## TO BE DONE:
Below are some records; return each one exactly.

## INFORMATION GIVEN:
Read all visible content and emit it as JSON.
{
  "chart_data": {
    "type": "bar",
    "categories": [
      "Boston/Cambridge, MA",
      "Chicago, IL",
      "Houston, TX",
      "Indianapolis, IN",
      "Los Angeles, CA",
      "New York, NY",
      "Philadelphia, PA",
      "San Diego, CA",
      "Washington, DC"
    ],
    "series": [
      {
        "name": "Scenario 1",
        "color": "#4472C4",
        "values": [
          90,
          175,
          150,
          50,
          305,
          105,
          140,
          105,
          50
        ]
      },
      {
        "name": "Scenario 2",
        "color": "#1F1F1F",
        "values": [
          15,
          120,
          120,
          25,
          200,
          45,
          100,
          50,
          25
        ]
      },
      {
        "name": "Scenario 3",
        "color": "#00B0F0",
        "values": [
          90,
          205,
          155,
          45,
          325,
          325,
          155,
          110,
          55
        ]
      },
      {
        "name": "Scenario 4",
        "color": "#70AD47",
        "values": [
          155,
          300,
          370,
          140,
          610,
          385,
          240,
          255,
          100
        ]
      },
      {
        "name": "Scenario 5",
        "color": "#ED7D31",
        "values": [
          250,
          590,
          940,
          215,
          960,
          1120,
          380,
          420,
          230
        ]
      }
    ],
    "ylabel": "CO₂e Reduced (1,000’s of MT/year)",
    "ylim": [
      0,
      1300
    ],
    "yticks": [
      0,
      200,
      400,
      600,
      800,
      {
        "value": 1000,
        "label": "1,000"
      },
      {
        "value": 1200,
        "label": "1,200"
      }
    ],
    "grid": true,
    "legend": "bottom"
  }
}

## PROBLEM SOLUTION:
Read all visible content and emit it as JSON.
{
  "chart_data": {
    "type": "bar",
    "categories": [
      "Boston/Cambridge, MA",
      "Chicago, IL",
      "Houston, TX",
      "Indianapolis, IN",
      "Los Angeles, CA",
      "New York, NY",
      "Philadelphia, PA",
      "San Diego, CA",
      "Washington, DC"
    ],
    "series": [
      {
        "name": "Scenario 1",
        "color": "#4472C4",
        "values": [
          90,
          175,
          150,
          50,
          305,
          105,
          140,
          105,
          50
        ]
      },
      {
        "name": "Scenario 2",
        "color": "#1F1F1F",
        "values": [
          15,
          120,
          120,
          25,
          200,
          45,
          100,
          50,
          25
        ]
      },
      {
        "name": "Scenario 3",
        "color": "#00B0F0",
        "values": [
          90,
          205,
          155,
          45,
          325,
          325,
          155,
          110,
          55
        ]
      },
      {
        "name": "Scenario 4",
        "color": "#70AD47",
        "values": [
          155,
          300,
          370,
          140,
          610,
          385,
          240,
          255,
          100
        ]
      },
      {
        "name": "Scenario 5",
        "color": "#ED7D31",
        "values": [
          250,
          590,
          940,
          215,
          960,
          1120,
          380,
          420,
          230
        ]
      }
    ],
    "ylabel": "CO₂e Reduced (1,000’s of MT/year)",
    "ylim": [
      0,
      1300
    ],
    "yticks": [
      0,
      200,
      400,
      600,
      800,
      {
        "value": 1000,
        "label": "1,000"
      },
      {
        "value": 1200,
        "label": "1,200"
      }
    ],
    "grid": true,
    "legend": "bottom"
  }
}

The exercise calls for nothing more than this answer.